§ To be done
Write out the entries below once more, exactly.

(Dataset entries on figures)
________________________

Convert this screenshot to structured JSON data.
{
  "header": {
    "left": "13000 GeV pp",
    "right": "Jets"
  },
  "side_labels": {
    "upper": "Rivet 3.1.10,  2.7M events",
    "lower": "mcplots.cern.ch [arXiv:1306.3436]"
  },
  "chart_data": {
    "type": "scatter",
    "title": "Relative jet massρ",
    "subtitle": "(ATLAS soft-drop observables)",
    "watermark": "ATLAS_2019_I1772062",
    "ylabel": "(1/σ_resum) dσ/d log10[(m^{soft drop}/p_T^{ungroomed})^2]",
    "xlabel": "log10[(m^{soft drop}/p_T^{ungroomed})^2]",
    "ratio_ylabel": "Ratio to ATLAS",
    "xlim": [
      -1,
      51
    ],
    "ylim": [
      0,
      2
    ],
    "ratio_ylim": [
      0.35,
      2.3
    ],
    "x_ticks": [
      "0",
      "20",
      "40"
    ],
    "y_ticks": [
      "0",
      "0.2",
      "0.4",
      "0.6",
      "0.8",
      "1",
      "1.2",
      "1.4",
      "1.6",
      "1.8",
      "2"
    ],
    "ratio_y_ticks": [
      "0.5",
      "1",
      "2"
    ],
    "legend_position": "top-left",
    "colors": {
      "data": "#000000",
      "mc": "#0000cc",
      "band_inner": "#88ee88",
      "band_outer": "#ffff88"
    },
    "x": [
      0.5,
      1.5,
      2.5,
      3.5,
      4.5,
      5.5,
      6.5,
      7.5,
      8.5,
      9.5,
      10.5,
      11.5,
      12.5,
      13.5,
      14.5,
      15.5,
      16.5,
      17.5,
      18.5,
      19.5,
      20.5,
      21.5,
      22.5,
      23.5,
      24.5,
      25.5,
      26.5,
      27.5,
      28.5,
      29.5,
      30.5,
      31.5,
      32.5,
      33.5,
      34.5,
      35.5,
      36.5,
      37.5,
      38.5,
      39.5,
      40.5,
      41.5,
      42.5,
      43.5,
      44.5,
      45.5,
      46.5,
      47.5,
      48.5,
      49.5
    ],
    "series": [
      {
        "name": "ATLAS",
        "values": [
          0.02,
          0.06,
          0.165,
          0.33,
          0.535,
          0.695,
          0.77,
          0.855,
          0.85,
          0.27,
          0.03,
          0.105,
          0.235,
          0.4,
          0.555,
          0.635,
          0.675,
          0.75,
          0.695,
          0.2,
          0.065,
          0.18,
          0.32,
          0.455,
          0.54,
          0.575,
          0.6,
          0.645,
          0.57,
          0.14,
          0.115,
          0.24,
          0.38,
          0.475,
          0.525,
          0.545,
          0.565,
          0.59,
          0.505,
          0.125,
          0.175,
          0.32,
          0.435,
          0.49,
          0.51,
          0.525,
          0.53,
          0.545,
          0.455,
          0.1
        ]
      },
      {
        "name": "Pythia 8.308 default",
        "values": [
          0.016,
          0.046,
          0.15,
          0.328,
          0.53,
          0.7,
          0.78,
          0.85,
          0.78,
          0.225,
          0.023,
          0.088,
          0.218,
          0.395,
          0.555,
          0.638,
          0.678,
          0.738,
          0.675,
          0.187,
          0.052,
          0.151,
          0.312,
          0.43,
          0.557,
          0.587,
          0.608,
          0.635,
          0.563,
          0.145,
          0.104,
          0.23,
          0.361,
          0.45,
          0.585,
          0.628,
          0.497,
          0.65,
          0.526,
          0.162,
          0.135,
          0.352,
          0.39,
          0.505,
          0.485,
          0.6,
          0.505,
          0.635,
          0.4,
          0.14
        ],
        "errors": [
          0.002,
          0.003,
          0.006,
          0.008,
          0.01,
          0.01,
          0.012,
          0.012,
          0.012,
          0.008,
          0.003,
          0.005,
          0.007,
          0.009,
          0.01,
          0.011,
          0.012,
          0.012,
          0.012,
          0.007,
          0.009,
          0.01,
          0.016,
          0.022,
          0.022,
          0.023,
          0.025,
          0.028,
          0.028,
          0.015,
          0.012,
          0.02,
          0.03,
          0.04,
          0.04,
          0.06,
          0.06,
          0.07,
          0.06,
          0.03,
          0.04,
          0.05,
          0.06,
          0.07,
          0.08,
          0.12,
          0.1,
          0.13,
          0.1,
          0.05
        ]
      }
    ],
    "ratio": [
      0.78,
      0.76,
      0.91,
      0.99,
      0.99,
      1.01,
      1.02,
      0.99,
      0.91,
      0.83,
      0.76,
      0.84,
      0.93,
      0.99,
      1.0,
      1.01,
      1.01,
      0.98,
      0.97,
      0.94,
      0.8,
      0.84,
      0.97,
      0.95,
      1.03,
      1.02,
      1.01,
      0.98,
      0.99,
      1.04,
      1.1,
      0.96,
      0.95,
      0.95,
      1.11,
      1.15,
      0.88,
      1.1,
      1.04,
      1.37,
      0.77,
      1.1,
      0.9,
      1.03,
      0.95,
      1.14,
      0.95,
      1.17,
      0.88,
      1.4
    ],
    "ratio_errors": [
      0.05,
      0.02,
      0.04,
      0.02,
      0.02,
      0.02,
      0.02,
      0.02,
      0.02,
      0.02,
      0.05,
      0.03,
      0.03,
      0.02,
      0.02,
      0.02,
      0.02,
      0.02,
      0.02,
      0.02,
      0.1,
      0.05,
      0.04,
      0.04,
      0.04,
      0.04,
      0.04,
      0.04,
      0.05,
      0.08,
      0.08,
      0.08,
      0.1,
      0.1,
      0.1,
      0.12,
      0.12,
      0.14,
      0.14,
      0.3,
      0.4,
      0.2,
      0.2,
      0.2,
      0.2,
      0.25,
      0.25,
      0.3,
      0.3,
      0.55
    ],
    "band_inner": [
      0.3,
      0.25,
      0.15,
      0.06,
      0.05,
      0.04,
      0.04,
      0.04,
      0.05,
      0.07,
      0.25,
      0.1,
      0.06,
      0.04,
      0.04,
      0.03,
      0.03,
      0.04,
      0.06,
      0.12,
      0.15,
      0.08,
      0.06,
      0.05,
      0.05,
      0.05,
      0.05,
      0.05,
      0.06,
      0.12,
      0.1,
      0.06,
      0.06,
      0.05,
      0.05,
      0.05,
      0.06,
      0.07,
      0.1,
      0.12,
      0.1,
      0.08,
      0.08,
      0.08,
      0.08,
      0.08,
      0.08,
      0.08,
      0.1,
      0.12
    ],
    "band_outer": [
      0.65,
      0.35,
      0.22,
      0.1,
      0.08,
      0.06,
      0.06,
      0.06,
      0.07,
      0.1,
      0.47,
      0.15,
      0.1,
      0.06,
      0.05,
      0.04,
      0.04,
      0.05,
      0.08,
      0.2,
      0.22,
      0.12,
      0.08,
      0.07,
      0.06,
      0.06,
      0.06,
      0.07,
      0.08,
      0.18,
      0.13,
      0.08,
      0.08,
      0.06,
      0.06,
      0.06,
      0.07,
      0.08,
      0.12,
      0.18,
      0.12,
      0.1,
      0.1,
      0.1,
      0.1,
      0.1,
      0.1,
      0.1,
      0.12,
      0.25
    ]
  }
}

________________________

§ Result of the exercise
Convert this screenshot to structured JSON data.
{
  "header": {
    "left": "13000 GeV pp",
    "right": "Jets"
  },
  "side_labels": {
    "upper": "Rivet 3.1.10,  2.7M events",
    "lower": "mcplots.cern.ch [arXiv:1306.3436]"
  },
  "chart_data": {
    "type": "scatter",
    "title": "Relative jet massρ",
    "subtitle": "(ATLAS soft-drop observables)",
    "watermark": "ATLAS_2019_I1772062",
    "ylabel": "(1/σ_resum) dσ/d log10[(m^{soft drop}/p_T^{ungroomed})^2]",
    "xlabel": "log10[(m^{soft drop}/p_T^{ungroomed})^2]",
    "ratio_ylabel": "Ratio to ATLAS",
    "xlim": [
      -1,
      51
    ],
    "ylim": [
      0,
      2
    ],
    "ratio_ylim": [
      0.35,
      2.3
    ],
    "x_ticks": [
      "0",
      "20",
      "40"
    ],
    "y_ticks": [
      "0",
      "0.2",
      "0.4",
      "0.6",
      "0.8",
      "1",
      "1.2",
      "1.4",
      "1.6",
      "1.8",
      "2"
    ],
    "ratio_y_ticks": [
      "0.5",
      "1",
      "2"
    ],
    "legend_position": "top-left",
    "colors": {
      "data": "#000000",
      "mc": "#0000cc",
      "band_inner": "#88ee88",
      "band_outer": "#ffff88"
    },
    "x": [
      0.5,
      1.5,
      2.5,
      3.5,
      4.5,
      5.5,
      6.5,
      7.5,
      8.5,
      9.5,
      10.5,
      11.5,
      12.5,
      13.5,
      14.5,
      15.5,
      16.5,
      17.5,
      18.5,
      19.5,
      20.5,
      21.5,
      22.5,
      23.5,
      24.5,
      25.5,
      26.5,
      27.5,
      28.5,
      29.5,
      30.5,
      31.5,
      32.5,
      33.5,
      34.5,
      35.5,
      36.5,
      37.5,
      38.5,
      39.5,
      40.5,
      41.5,
      42.5,
      43.5,
      44.5,
      45.5,
      46.5,
      47.5,
      48.5,
      49.5
    ],
    "series": [
      {
        "name": "ATLAS",
        "values": [
          0.02,
          0.06,
          0.165,
          0.33,
          0.535,
          0.695,
          0.77,
          0.855,
          0.85,
          0.27,
          0.03,
          0.105,
          0.235,
          0.4,
          0.555,
          0.635,
          0.675,
          0.75,
          0.695,
          0.2,
          0.065,
          0.18,
          0.32,
          0.455,
          0.54,
          0.575,
          0.6,
          0.645,
          0.57,
          0.14,
          0.115,
          0.24,
          0.38,
          0.475,
          0.525,
          0.545,
          0.565,
          0.59,
          0.505,
          0.125,
          0.175,
          0.32,
          0.435,
          0.49,
          0.51,
          0.525,
          0.53,
          0.545,
          0.455,
          0.1
        ]
      },
      {
        "name": "Pythia 8.308 default",
        "values": [
          0.016,
          0.046,
          0.15,
          0.328,
          0.53,
          0.7,
          0.78,
          0.85,
          0.78,
          0.225,
          0.023,
          0.088,
          0.218,
          0.395,
          0.555,
          0.638,
          0.678,
          0.738,
          0.675,
          0.187,
          0.052,
          0.151,
          0.312,
          0.43,
          0.557,
          0.587,
          0.608,
          0.635,
          0.563,
          0.145,
          0.104,
          0.23,
          0.361,
          0.45,
          0.585,
          0.628,
          0.497,
          0.65,
          0.526,
          0.162,
          0.135,
          0.352,
          0.39,
          0.505,
          0.485,
          0.6,
          0.505,
          0.635,
          0.4,
          0.14
        ],
        "errors": [
          0.002,
          0.003,
          0.006,
          0.008,
          0.01,
          0.01,
          0.012,
          0.012,
          0.012,
          0.008,
          0.003,
          0.005,
          0.007,
          0.009,
          0.01,
          0.011,
          0.012,
          0.012,
          0.012,
          0.007,
          0.009,
          0.01,
          0.016,
          0.022,
          0.022,
          0.023,
          0.025,
          0.028,
          0.028,
          0.015,
          0.012,
          0.02,
          0.03,
          0.04,
          0.04,
          0.06,
          0.06,
          0.07,
          0.06,
          0.03,
          0.04,
          0.05,
          0.06,
          0.07,
          0.08,
          0.12,
          0.1,
          0.13,
          0.1,
          0.05
        ]
      }
    ],
    "ratio": [
      0.78,
      0.76,
      0.91,
      0.99,
      0.99,
      1.01,
      1.02,
      0.99,
      0.91,
      0.83,
      0.76,
      0.84,
      0.93,
      0.99,
      1.0,
      1.01,
      1.01,
      0.98,
      0.97,
      0.94,
      0.8,
      0.84,
      0.97,
      0.95,
      1.03,
      1.02,
      1.01,
      0.98,
      0.99,
      1.04,
      1.1,
      0.96,
      0.95,
      0.95,
      1.11,
      1.15,
      0.88,
      1.1,
      1.04,
      1.37,
      0.77,
      1.1,
      0.9,
      1.03,
      0.95,
      1.14,
      0.95,
      1.17,
      0.88,
      1.4
    ],
    "ratio_errors": [
      0.05,
      0.02,
      0.04,
      0.02,
      0.02,
      0.02,
      0.02,
      0.02,
      0.02,
      0.02,
      0.05,
      0.03,
      0.03,
      0.02,
      0.02,
      0.02,
      0.02,
      0.02,
      0.02,
      0.02,
      0.1,
      0.05,
      0.04,
      0.04,
      0.04,
      0.04,
      0.04,
      0.04,
      0.05,
      0.08,
      0.08,
      0.08,
      0.1,
      0.1,
      0.1,
      0.12,
      0.12,
      0.14,
      0.14,
      0.3,
      0.4,
      0.2,
      0.2,
      0.2,
      0.2,
      0.25,
      0.25,
      0.3,
      0.3,
      0.55
    ],
    "band_inner": [
      0.3,
      0.25,
      0.15,
      0.06,
      0.05,
      0.04,
      0.04,
      0.04,
      0.05,
      0.07,
      0.25,
      0.1,
      0.06,
      0.04,
      0.04,
      0.03,
      0.03,
      0.04,
      0.06,
      0.12,
      0.15,
      0.08,
      0.06,
      0.05,
      0.05,
      0.05,
      0.05,
      0.05,
      0.06,
      0.12,
      0.1,
      0.06,
      0.06,
      0.05,
      0.05,
      0.05,
      0.06,
      0.07,
      0.1,
      0.12,
      0.1,
      0.08,
      0.08,
      0.08,
      0.08,
      0.08,
      0.08,
      0.08,
      0.1,
      0.12
    ],
    "band_outer": [
      0.65,
      0.35,
      0.22,
      0.1,
      0.08,
      0.06,
      0.06,
      0.06,
      0.07,
      0.1,
      0.47,
      0.15,
      0.1,
      0.06,
      0.05,
      0.04,
      0.04,
      0.05,
      0.08,
      0.2,
      0.22,
      0.12,
      0.08,
      0.07,
      0.06,
      0.06,
      0.06,
      0.07,
      0.08,
      0.18,
      0.13,
      0.08,
      0.08,
      0.06,
      0.06,
      0.06,
      0.07,
      0.08,
      0.12,
      0.18,
      0.12,
      0.1,
      0.1,
      0.1,
      0.1,
      0.1,
      0.1,
      0.1,
      0.12,
      0.25
    ]
  }
}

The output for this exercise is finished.